**Extracted data:**
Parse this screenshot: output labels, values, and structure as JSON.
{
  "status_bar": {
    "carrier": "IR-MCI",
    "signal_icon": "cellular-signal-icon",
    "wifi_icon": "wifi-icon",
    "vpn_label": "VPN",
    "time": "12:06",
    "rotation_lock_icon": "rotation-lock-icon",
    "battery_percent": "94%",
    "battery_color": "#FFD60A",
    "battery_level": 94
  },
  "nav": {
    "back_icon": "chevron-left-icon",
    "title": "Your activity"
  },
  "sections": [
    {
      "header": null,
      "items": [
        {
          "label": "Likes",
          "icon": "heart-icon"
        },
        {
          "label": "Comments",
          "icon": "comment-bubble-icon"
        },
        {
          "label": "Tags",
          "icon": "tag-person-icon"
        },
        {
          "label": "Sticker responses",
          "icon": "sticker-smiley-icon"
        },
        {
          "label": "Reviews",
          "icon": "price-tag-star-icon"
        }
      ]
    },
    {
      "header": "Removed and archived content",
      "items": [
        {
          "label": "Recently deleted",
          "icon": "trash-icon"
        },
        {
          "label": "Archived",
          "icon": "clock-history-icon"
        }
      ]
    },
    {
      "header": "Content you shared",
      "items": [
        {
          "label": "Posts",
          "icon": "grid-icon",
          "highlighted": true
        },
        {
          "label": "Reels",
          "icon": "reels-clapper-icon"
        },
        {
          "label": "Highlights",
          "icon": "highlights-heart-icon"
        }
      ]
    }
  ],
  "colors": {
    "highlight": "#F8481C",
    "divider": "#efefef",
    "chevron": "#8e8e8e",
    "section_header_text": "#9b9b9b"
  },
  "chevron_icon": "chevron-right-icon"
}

**Task instructions:** The entries above should be repeated exactly, every one of them.

**Output for this task:**
Parse this screenshot: output labels, values, and structure as JSON.
{
  "status_bar": {
    "carrier": "IR-MCI",
    "signal_icon": "cellular-signal-icon",
    "wifi_icon": "wifi-icon",
    "vpn_label": "VPN",
    "time": "12:06",
    "rotation_lock_icon": "rotation-lock-icon",
    "battery_percent": "94%",
    "battery_color": "#FFD60A",
    "battery_level": 94
  },
  "nav": {
    "back_icon": "chevron-left-icon",
    "title": "Your activity"
  },
  "sections": [
    {
      "header": null,
      "items": [
        {
          "label": "Likes",
          "icon": "heart-icon"
        },
        {
          "label": "Comments",
          "icon": "comment-bubble-icon"
        },
        {
          "label": "Tags",
          "icon": "tag-person-icon"
        },
        {
          "label": "Sticker responses",
          "icon": "sticker-smiley-icon"
        },
        {
          "label": "Reviews",
          "icon": "price-tag-star-icon"
        }
      ]
    },
    {
      "header": "Removed and archived content",
      "items": [
        {
          "label": "Recently deleted",
          "icon": "trash-icon"
        },
        {
          "label": "Archived",
          "icon": "clock-history-icon"
        }
      ]
    },
    {
      "header": "Content you shared",
      "items": [
        {
          "label": "Posts",
          "icon": "grid-icon",
          "highlighted": true
        },
        {
          "label": "Reels",
          "icon": "reels-clapper-icon"
        },
        {
          "label": "Highlights",
          "icon": "highlights-heart-icon"
        }
      ]
    }
  ],
  "colors": {
    "highlight": "#F8481C",
    "divider": "#efefef",
    "chevron": "#8e8e8e",
    "section_header_text": "#9b9b9b"
  },
  "chevron_icon": "chevron-right-icon"
}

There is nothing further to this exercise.